:: TO DO ::
From the listing below, tally the lines that include "JSON". Return only the total.

__________

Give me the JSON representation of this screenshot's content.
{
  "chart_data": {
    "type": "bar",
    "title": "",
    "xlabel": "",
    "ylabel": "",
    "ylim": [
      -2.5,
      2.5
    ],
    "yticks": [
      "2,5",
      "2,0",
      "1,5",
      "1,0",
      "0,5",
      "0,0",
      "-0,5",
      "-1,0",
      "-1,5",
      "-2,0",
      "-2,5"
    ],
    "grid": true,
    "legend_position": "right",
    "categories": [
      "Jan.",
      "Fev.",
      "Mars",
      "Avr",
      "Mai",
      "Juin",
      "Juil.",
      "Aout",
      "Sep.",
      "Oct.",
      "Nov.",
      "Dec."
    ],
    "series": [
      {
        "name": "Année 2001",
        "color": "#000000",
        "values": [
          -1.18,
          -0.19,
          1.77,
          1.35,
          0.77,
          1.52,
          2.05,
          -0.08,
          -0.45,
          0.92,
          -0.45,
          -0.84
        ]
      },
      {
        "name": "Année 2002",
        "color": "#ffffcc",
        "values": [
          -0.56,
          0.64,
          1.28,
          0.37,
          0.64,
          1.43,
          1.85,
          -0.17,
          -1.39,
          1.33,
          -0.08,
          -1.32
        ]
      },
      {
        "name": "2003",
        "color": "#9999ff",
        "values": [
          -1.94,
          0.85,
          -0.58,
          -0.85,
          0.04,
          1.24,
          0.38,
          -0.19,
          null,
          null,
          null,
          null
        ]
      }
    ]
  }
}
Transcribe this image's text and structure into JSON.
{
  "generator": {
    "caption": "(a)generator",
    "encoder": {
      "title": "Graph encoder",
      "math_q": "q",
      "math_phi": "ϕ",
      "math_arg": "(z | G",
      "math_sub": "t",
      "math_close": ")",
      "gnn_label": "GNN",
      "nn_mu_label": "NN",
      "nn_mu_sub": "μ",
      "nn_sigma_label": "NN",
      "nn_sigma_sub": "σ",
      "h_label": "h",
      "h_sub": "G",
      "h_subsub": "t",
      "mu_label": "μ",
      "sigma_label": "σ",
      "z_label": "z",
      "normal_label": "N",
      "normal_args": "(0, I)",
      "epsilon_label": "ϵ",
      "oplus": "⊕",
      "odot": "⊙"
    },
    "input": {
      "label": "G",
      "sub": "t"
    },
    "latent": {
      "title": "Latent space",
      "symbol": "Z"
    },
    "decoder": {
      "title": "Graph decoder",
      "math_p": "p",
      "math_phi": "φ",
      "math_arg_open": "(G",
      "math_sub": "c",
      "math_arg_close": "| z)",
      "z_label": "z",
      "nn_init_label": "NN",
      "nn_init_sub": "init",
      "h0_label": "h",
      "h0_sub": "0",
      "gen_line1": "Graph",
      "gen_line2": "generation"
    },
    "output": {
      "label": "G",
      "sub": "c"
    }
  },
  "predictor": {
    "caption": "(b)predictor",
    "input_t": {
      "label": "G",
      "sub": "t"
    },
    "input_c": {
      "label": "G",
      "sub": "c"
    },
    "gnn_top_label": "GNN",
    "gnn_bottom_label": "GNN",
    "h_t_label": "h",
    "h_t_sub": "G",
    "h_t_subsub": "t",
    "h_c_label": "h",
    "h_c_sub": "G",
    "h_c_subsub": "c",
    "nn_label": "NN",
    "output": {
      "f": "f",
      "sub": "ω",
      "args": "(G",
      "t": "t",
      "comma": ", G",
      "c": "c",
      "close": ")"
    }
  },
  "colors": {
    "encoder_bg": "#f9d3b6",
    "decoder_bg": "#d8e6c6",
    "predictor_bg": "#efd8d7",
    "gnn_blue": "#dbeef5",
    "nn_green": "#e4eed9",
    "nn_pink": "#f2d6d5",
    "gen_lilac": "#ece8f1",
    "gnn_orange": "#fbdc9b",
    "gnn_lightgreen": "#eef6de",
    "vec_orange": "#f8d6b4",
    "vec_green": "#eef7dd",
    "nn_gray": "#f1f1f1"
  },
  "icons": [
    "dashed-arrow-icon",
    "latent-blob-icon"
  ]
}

__________

:: TASK ANSWER ::
2